**SET TASK:**
Reproduce word for word the passage of the forum thread below on timeshares near Portland, Maine, from "## nerodog (Apr 4, 2006)" up to and including "mins. from Portland.".

# Portland Maine



## Pronkster (Apr 4, 2006)

Are there any timeshares located in or near Portland Maine?
Thanks for the help.


----------



## nerodog (Apr 4, 2006)

*maine*

Samoset resort is about 1.5 hours north and then there are some in Ogunquit which is at least 1.5 hours south... Hillcrest I think is the name  and II has some in Ogunquit also... Samoset is very nice and right on Penob. Bay.. beautiful location ! Nice web site also.


----------



## travelplanner70 (Apr 4, 2006)

I just booked my son into the I.I. timeshare in Ogunquit.  Any suggestions for eating and activities?  He said it will be about an hour from Boston and about 40 mins. from Portland.


----------



## nerodog (Apr 5, 2006)

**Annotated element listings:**
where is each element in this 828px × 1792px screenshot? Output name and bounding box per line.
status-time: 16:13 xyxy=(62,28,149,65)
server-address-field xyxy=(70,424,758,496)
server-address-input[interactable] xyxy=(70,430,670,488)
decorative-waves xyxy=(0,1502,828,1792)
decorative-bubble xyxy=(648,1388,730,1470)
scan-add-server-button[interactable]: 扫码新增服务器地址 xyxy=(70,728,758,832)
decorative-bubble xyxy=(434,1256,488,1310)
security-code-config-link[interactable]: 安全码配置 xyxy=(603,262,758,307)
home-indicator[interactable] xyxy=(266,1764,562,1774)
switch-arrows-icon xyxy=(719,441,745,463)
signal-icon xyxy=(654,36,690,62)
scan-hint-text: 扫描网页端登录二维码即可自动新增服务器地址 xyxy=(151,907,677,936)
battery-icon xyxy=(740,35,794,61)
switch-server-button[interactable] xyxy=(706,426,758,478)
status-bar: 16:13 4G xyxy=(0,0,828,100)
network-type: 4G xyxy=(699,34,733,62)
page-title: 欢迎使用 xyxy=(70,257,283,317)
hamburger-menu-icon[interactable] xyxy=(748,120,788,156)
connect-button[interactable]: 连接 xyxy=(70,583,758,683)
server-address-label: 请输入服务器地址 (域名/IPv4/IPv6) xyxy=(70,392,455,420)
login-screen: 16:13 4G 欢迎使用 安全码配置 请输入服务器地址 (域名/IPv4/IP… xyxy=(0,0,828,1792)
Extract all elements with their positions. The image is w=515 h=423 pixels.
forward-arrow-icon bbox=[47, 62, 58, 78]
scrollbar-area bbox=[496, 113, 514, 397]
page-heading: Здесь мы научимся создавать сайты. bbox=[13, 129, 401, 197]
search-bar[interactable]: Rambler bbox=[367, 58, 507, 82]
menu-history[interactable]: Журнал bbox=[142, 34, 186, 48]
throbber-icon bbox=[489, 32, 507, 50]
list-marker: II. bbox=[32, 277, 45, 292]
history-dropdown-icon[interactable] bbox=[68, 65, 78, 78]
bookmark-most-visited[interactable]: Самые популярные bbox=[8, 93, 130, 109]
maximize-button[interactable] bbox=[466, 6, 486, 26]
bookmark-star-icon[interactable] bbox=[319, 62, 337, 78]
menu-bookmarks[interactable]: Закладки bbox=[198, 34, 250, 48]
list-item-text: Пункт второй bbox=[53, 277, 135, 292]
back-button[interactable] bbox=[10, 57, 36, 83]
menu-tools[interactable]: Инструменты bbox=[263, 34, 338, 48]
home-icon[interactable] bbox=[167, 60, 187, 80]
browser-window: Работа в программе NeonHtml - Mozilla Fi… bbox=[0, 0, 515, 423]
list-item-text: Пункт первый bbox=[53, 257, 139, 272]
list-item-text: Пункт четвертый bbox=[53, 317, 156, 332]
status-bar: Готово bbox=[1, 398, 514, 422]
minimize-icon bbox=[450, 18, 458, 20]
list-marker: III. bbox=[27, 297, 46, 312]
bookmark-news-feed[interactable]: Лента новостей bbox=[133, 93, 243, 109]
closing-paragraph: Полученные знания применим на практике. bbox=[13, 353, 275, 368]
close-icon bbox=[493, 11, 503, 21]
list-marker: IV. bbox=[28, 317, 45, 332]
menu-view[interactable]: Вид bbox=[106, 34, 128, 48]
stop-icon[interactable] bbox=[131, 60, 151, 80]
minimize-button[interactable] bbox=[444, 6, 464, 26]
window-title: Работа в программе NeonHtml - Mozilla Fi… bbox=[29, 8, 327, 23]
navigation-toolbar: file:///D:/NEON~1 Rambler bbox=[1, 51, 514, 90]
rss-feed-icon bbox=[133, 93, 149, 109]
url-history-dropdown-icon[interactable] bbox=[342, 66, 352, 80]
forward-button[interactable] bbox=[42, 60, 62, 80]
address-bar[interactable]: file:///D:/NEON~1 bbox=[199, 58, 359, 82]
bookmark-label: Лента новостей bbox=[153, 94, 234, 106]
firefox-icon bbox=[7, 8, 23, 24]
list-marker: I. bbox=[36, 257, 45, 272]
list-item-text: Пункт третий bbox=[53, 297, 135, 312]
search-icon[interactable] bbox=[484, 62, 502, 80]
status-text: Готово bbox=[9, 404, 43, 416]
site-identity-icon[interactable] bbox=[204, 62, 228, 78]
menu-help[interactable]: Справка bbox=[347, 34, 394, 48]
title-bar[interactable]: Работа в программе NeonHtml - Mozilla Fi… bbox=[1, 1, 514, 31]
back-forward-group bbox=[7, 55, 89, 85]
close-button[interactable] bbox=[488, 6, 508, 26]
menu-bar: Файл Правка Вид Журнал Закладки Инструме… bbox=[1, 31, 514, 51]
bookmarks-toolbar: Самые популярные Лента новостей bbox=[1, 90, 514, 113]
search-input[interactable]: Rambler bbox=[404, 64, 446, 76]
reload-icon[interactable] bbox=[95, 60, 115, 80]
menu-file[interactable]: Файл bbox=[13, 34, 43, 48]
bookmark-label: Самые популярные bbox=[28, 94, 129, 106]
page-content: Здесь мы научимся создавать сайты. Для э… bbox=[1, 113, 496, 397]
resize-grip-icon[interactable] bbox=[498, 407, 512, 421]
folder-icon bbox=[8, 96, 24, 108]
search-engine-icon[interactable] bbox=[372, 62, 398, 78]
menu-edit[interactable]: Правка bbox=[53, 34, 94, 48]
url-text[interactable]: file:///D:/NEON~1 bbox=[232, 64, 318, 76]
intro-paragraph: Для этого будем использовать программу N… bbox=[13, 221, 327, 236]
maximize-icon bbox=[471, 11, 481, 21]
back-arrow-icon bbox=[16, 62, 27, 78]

**TASK SOLUTION:**
## nerodog (Apr 4, 2006)

*maine*

Samoset resort is about 1.5 hours north and then there are some in Ogunquit which is at least 1.5 hours south... Hillcrest I think is the name  and II has some in Ogunquit also... Samoset is very nice and right on Penob. Bay.. beautiful location ! Nice web site also.


----------



## travelplanner70 (Apr 4, 2006)

I just booked my son into the I.I. timeshare in Ogunquit.  Any suggestions for eating and activities?  He said it will be about an hour from Boston and about 40 mins. from Portland.